§ Task description
Every record below should be repeated exactly, with the pictures left out.

§ Record set
- - - - -

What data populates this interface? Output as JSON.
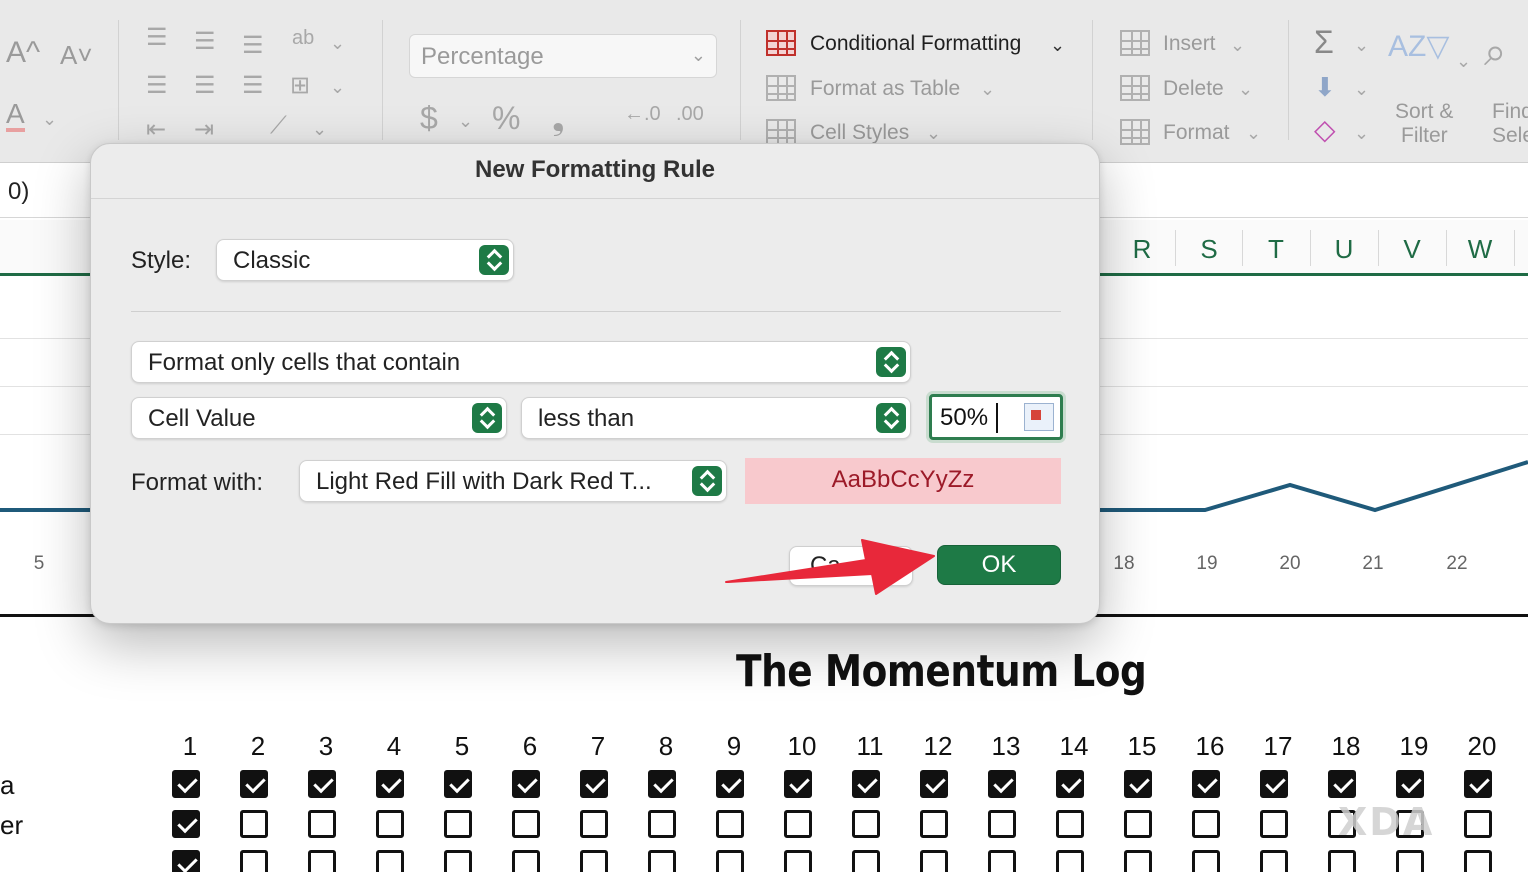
{
  "ribbon": {
    "number_format": "Percentage",
    "conditional_formatting": "Conditional Formatting",
    "format_as_table": "Format as Table",
    "cell_styles": "Cell Styles",
    "insert": "Insert",
    "delete": "Delete",
    "format": "Format",
    "sort_filter_line1": "Sort &",
    "sort_filter_line2": "Filter",
    "find_line1": "Find",
    "find_line2": "Sele"
  },
  "formula_bar": {
    "text": "0)"
  },
  "columns": [
    "R",
    "S",
    "T",
    "U",
    "V",
    "W"
  ],
  "chart_x_labels": [
    "5",
    "18",
    "19",
    "20",
    "21",
    "22"
  ],
  "dialog": {
    "title": "New Formatting Rule",
    "style_label": "Style:",
    "style_value": "Classic",
    "rule_type": "Format only cells that contain",
    "condition_field": "Cell Value",
    "operator": "less than",
    "value": "50%",
    "format_with_label": "Format with:",
    "format_with_value": "Light Red Fill with Dark Red T...",
    "preview_text": "AaBbCcYyZz",
    "cancel_label": "Ca",
    "ok_label": "OK"
  },
  "momentum_log": {
    "title": "The Momentum Log",
    "days": [
      "1",
      "2",
      "3",
      "4",
      "5",
      "6",
      "7",
      "8",
      "9",
      "10",
      "11",
      "12",
      "13",
      "14",
      "15",
      "16",
      "17",
      "18",
      "19",
      "20"
    ],
    "rows": [
      {
        "label": "a",
        "checked": [
          true,
          true,
          true,
          true,
          true,
          true,
          true,
          true,
          true,
          true,
          true,
          true,
          true,
          true,
          true,
          true,
          true,
          true,
          true,
          true
        ]
      },
      {
        "label": "er",
        "checked": [
          true,
          false,
          false,
          false,
          false,
          false,
          false,
          false,
          false,
          false,
          false,
          false,
          false,
          false,
          false,
          false,
          false,
          false,
          false,
          false
        ]
      },
      {
        "label": "",
        "checked": [
          true,
          false,
          false,
          false,
          false,
          false,
          false,
          false,
          false,
          false,
          false,
          false,
          false,
          false,
          false,
          false,
          false,
          false,
          false,
          false
        ]
      }
    ]
  },
  "watermark": "XDA",
  "colors": {
    "excel_green": "#1e7a46",
    "preview_fill": "#f8c9cd",
    "preview_text": "#9c1a28",
    "arrow": "#e8283a",
    "chart_line": "#1f5a7a"
  }
}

- - - - -

§ Expected answer
What data populates this interface? Output as JSON.
{
  "ribbon": {
    "number_format": "Percentage",
    "conditional_formatting": "Conditional Formatting",
    "format_as_table": "Format as Table",
    "cell_styles": "Cell Styles",
    "insert": "Insert",
    "delete": "Delete",
    "format": "Format",
    "sort_filter_line1": "Sort &",
    "sort_filter_line2": "Filter",
    "find_line1": "Find",
    "find_line2": "Sele"
  },
  "formula_bar": {
    "text": "0)"
  },
  "columns": [
    "R",
    "S",
    "T",
    "U",
    "V",
    "W"
  ],
  "chart_x_labels": [
    "5",
    "18",
    "19",
    "20",
    "21",
    "22"
  ],
  "dialog": {
    "title": "New Formatting Rule",
    "style_label": "Style:",
    "style_value": "Classic",
    "rule_type": "Format only cells that contain",
    "condition_field": "Cell Value",
    "operator": "less than",
    "value": "50%",
    "format_with_label": "Format with:",
    "format_with_value": "Light Red Fill with Dark Red T...",
    "preview_text": "AaBbCcYyZz",
    "cancel_label": "Ca",
    "ok_label": "OK"
  },
  "momentum_log": {
    "title": "The Momentum Log",
    "days": [
      "1",
      "2",
      "3",
      "4",
      "5",
      "6",
      "7",
      "8",
      "9",
      "10",
      "11",
      "12",
      "13",
      "14",
      "15",
      "16",
      "17",
      "18",
      "19",
      "20"
    ],
    "rows": [
      {
        "label": "a",
        "checked": [
          true,
          true,
          true,
          true,
          true,
          true,
          true,
          true,
          true,
          true,
          true,
          true,
          true,
          true,
          true,
          true,
          true,
          true,
          true,
          true
        ]
      },
      {
        "label": "er",
        "checked": [
          true,
          false,
          false,
          false,
          false,
          false,
          false,
          false,
          false,
          false,
          false,
          false,
          false,
          false,
          false,
          false,
          false,
          false,
          false,
          false
        ]
      },
      {
        "label": "",
        "checked": [
          true,
          false,
          false,
          false,
          false,
          false,
          false,
          false,
          false,
          false,
          false,
          false,
          false,
          false,
          false,
          false,
          false,
          false,
          false,
          false
        ]
      }
    ]
  },
  "watermark": "XDA",
  "colors": {
    "excel_green": "#1e7a46",
    "preview_fill": "#f8c9cd",
    "preview_text": "#9c1a28",
    "arrow": "#e8283a",
    "chart_line": "#1f5a7a"
  }
}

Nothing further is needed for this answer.